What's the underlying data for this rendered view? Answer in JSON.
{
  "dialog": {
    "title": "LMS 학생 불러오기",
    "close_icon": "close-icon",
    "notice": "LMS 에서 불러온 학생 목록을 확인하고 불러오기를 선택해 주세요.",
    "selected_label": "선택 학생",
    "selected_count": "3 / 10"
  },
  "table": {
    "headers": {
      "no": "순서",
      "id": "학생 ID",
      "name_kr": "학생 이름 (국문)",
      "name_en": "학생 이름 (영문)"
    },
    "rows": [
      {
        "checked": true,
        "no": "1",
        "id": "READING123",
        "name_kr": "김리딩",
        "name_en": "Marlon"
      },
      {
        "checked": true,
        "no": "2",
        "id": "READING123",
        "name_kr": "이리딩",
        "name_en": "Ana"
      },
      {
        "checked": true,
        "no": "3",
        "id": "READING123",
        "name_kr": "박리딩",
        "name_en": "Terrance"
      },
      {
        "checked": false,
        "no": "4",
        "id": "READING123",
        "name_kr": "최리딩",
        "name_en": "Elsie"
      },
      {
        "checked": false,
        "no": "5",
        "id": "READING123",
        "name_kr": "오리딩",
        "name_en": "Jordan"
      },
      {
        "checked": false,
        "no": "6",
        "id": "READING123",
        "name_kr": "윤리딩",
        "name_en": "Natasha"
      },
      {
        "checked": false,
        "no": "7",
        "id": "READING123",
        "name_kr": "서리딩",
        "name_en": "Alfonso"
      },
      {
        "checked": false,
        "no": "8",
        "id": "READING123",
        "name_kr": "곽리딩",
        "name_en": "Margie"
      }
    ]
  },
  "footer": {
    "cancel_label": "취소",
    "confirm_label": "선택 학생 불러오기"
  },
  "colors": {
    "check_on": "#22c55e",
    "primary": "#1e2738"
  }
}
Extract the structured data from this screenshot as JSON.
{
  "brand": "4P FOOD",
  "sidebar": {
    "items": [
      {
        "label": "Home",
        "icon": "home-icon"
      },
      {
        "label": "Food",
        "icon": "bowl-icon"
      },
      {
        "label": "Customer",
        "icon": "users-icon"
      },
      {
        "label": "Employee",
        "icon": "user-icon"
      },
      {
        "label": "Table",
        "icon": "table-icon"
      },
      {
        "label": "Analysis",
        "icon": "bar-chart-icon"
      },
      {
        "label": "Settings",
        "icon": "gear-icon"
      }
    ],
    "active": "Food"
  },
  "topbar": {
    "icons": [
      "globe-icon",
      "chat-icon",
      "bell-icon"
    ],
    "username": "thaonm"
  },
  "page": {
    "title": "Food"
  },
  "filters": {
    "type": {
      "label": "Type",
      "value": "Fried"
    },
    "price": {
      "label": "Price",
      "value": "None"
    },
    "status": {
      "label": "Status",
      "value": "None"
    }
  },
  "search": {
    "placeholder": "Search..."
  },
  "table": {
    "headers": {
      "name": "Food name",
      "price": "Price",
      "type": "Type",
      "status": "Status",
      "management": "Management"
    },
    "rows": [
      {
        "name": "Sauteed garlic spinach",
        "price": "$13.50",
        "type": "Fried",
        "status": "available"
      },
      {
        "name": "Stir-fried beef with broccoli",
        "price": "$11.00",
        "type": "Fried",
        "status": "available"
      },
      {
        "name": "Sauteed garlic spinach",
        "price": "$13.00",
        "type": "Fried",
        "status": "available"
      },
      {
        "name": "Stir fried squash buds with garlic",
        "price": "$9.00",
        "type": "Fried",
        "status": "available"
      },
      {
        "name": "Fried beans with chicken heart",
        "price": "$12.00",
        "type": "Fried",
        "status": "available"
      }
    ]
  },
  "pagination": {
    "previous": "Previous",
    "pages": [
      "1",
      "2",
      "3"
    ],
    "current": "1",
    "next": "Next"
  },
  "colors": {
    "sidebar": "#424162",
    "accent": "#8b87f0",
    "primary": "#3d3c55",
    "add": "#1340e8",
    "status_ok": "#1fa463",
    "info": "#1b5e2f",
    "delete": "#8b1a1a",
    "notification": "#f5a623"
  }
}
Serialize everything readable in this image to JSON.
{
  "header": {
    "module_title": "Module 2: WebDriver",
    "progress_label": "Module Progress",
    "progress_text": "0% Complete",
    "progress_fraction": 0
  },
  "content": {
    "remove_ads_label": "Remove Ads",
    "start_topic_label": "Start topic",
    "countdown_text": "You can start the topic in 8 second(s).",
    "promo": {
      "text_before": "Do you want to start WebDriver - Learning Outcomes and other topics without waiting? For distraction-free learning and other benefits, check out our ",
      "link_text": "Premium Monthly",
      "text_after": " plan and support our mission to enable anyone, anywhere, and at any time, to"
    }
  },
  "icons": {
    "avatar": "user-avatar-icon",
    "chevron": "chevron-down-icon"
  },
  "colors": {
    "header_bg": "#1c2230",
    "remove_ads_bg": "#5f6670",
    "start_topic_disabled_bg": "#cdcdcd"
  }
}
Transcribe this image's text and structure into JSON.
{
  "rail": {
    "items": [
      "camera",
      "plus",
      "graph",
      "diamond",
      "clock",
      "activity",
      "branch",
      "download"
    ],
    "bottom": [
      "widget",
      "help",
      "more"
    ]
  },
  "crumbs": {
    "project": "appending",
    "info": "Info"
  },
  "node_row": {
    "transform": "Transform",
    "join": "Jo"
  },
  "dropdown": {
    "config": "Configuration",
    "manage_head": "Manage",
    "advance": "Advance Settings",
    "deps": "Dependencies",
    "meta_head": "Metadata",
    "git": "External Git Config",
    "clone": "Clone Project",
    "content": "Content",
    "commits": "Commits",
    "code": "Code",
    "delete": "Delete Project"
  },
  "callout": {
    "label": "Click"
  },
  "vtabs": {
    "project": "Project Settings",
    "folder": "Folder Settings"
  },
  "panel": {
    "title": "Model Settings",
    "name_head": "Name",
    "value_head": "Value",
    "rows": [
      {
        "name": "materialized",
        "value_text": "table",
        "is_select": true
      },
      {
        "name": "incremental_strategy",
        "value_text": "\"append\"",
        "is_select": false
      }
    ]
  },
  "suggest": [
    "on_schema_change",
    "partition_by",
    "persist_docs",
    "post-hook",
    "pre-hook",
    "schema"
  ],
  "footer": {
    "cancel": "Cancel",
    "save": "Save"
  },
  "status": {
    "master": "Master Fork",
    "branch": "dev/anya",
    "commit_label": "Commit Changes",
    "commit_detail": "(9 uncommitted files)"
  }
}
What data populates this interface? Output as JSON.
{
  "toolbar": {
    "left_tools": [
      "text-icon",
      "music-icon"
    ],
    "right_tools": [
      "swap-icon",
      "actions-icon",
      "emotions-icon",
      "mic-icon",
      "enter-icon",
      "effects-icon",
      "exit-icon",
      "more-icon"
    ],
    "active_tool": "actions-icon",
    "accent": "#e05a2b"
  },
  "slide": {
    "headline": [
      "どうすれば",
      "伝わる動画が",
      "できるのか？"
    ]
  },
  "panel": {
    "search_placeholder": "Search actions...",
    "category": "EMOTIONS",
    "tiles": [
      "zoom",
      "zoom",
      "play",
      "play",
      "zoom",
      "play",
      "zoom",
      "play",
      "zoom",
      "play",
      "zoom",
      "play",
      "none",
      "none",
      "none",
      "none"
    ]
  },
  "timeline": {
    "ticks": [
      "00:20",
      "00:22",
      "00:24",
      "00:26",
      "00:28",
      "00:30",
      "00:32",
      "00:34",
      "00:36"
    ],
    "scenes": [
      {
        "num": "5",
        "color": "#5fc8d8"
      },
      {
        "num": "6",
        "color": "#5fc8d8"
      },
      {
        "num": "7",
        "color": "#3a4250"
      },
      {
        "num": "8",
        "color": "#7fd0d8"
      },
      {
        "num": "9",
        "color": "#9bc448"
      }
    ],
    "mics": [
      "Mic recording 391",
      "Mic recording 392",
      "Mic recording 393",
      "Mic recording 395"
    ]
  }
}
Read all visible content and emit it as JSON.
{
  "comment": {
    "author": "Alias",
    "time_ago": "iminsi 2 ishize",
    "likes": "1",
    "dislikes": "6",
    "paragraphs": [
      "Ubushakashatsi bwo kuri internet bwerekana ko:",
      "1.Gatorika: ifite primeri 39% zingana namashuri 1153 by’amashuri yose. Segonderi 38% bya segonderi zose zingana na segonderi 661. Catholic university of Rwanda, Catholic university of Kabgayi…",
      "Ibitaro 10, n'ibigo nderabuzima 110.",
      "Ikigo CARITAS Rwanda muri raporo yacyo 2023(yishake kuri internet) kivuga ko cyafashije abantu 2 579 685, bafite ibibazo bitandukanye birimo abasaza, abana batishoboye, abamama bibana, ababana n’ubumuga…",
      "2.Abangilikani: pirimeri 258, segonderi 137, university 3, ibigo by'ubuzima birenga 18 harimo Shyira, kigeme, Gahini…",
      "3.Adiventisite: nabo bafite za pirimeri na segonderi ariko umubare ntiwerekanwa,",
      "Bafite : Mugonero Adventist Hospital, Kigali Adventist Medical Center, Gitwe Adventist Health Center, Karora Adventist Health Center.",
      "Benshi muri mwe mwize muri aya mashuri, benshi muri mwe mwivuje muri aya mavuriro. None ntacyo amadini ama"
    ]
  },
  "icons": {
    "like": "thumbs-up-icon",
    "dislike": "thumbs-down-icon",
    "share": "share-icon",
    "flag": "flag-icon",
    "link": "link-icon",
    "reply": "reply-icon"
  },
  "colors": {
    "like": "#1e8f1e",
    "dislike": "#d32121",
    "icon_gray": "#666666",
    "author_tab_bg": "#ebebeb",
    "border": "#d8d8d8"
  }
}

────────────────────

INSTRUCTIONS FOR THE TASK :: Check each line above for the string "university" and report how many lines have it, giving only the number.

RESULT :: 2